[begin Text segment]

[mythtv-users] How do I "clone" the HD on a FE?

Marc drayson at net1plus.com
Sat Oct 13 04:05:14 UTC 2007


On 10/12/07, Steve MacLaren <scram69 at gmail.com> wrote:
>
>
> On 10/11/07, John Drescher <drescherjm at gmail.com> wrote:
> > > Create a raid 1 array (using mdadm) with a missing disk then copy the
> > > data using the rsync command above. Then modify your system to boot
> > > off the raid1 array. Then when all this works add the  original disk
> > > to the raid array using mdadm.
> > >
> > The original step should have said "create the raid 1 array using the
> > new disk and a missing disk using mdadm"
> >
> > John
> >
>
>
> Ok, I think I understand.  However, I currently have a 40GB drive that
> contains the system, and an 80GB drive I'd like to add.  Can I create two
> 40GB partitions on the 80GB drive and use just one of them as the new
"disk"

[end Text segment]
[begin Raw records]

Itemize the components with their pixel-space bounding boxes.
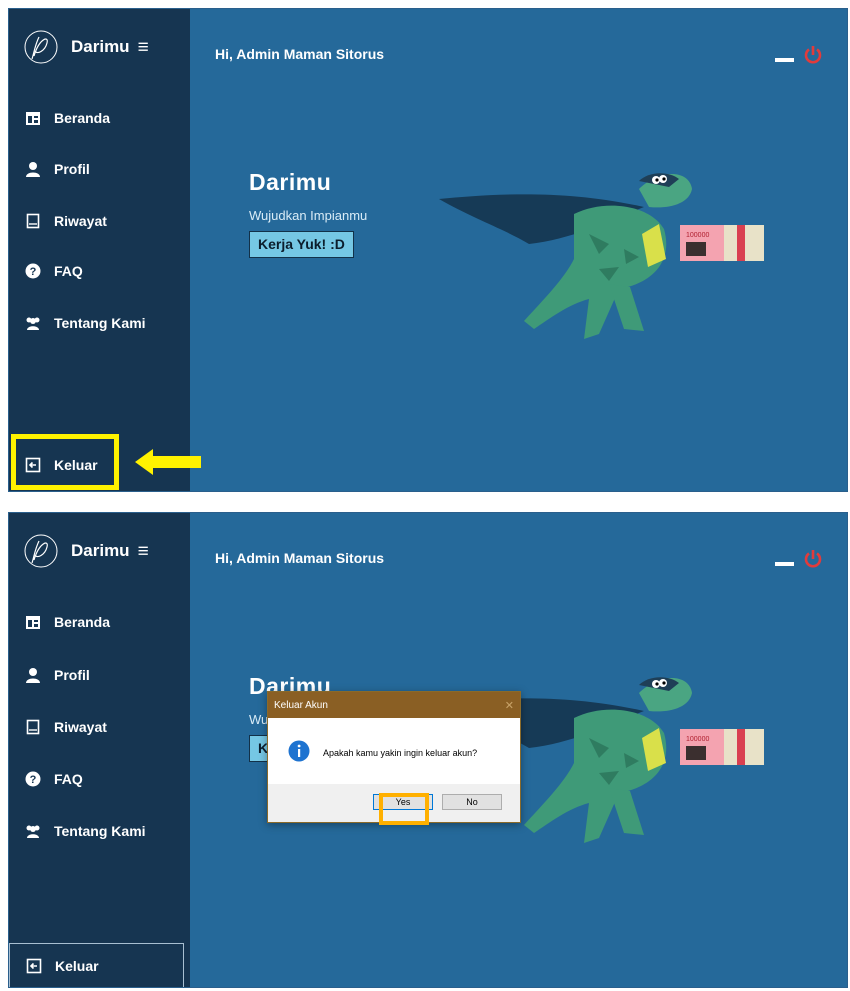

[end Raw records]
[begin Raw records]

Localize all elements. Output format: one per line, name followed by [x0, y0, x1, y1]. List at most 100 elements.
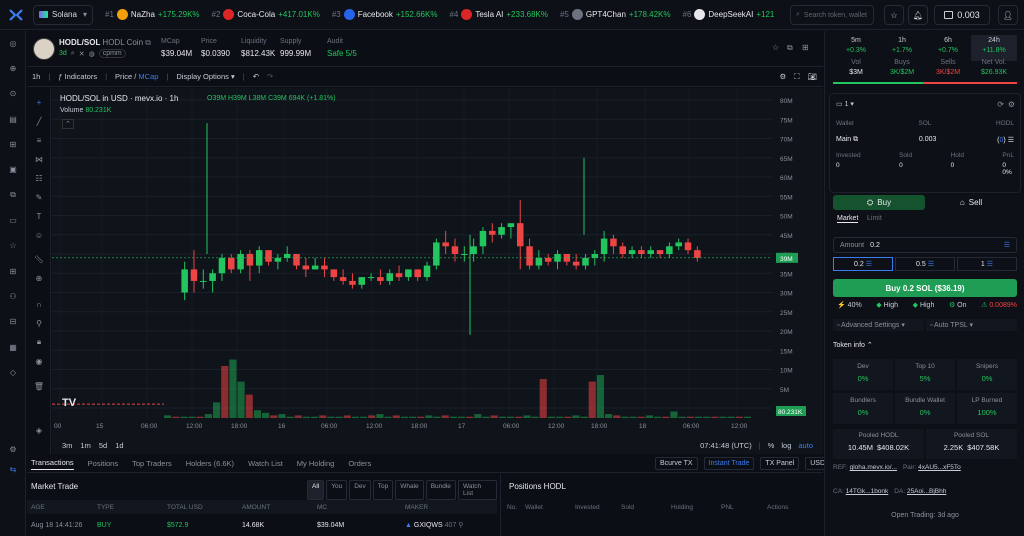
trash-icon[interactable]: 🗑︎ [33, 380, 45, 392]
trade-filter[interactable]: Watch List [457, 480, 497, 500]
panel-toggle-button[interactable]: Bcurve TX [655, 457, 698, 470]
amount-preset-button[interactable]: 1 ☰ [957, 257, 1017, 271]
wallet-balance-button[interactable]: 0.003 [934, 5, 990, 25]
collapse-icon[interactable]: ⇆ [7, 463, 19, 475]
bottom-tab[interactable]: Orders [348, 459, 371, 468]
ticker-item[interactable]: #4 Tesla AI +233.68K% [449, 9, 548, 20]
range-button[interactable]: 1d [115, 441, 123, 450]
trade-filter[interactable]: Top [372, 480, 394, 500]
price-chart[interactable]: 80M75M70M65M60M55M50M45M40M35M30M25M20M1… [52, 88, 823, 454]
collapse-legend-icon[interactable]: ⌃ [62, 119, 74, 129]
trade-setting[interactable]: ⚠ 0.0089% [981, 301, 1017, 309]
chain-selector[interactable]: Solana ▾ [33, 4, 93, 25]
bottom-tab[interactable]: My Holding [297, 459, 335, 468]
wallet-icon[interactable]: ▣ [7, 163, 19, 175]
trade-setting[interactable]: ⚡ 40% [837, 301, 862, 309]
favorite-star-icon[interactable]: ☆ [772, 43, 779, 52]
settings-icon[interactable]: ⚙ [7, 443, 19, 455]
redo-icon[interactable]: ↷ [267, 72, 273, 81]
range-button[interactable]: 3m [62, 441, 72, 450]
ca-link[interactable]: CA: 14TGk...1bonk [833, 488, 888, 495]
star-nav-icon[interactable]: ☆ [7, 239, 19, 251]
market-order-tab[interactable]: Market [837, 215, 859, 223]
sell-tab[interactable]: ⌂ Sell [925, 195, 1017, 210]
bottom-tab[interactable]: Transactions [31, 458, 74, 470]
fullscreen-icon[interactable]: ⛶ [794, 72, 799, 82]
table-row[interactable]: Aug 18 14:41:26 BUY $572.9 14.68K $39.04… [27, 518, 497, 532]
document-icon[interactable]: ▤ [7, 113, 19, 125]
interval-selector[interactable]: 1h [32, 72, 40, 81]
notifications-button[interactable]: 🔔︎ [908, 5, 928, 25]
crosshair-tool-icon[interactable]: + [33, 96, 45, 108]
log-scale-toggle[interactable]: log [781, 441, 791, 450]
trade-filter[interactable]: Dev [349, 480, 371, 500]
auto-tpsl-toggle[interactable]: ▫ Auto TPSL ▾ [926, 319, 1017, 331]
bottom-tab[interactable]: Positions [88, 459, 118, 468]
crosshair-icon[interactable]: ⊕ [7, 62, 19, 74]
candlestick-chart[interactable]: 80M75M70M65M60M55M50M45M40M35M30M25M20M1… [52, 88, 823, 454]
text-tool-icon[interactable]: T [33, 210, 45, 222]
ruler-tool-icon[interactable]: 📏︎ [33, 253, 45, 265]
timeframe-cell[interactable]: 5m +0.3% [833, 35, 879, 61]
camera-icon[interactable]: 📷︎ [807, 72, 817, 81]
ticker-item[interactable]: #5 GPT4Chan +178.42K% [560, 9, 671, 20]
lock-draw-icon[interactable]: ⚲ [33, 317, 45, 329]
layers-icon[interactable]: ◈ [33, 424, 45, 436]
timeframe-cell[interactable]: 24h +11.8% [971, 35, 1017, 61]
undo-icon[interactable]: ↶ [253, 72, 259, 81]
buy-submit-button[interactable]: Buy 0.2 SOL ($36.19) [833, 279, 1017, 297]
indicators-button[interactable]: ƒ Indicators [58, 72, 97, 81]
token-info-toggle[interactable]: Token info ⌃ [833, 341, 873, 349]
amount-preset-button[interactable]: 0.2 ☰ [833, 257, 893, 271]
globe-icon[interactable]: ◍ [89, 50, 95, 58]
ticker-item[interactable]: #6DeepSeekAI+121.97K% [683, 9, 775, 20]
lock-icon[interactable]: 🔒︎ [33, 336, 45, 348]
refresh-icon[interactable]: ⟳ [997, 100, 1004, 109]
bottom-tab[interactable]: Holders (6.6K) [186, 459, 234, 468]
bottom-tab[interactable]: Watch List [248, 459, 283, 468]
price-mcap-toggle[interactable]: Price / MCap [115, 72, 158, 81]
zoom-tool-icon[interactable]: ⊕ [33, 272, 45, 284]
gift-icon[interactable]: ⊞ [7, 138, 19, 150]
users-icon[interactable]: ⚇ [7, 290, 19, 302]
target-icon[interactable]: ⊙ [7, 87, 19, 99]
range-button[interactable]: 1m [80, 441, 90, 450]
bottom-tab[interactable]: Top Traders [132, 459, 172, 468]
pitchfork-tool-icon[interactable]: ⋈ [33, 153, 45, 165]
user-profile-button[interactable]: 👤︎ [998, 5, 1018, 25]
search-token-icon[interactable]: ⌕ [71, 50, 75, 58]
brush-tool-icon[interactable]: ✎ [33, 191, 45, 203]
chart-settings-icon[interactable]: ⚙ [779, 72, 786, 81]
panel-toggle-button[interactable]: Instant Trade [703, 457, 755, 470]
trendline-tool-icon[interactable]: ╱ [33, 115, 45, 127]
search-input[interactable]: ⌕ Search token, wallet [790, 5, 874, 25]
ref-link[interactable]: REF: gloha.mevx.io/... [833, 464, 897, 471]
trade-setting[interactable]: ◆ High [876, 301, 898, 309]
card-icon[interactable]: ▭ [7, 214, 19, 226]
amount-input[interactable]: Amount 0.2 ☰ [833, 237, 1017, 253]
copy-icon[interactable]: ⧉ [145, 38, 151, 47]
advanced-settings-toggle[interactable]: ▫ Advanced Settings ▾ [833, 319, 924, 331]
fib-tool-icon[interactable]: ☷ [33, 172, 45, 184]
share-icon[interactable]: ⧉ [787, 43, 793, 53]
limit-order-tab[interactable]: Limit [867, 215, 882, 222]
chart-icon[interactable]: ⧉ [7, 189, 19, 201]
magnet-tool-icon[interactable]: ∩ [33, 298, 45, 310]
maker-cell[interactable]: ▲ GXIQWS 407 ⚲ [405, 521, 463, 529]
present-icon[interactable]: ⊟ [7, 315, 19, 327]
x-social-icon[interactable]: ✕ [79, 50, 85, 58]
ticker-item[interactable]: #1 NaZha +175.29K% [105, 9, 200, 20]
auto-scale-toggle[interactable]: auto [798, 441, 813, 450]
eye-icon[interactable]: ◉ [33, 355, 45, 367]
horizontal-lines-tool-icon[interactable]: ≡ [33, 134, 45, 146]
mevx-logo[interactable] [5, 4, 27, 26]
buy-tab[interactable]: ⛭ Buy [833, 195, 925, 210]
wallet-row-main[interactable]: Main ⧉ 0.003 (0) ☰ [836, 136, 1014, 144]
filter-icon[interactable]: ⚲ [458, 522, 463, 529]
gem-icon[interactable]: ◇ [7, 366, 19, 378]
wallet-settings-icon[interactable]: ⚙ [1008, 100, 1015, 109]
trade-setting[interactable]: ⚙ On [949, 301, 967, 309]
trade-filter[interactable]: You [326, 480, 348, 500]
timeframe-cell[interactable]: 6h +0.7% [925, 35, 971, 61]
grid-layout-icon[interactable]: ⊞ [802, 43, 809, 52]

[end Raw records]

*The request*. Return the text of the mailing-list post on cloning a hard drive starting at "On 10/12/07, Steve" and ending at "array using mdadm.", copied exactly.

*Task answer*.
On 10/12/07, Steve MacLaren <scram69 at gmail.com> wrote:
>
>
> On 10/11/07, John Drescher <drescherjm at gmail.com> wrote:
> > > Create a raid 1 array (using mdadm) with a missing disk then copy the
> > > data using the rsync command above. Then modify your system to boot
> > > off the raid1 array. Then when all this works add the  original disk
> > > to the raid array using mdadm.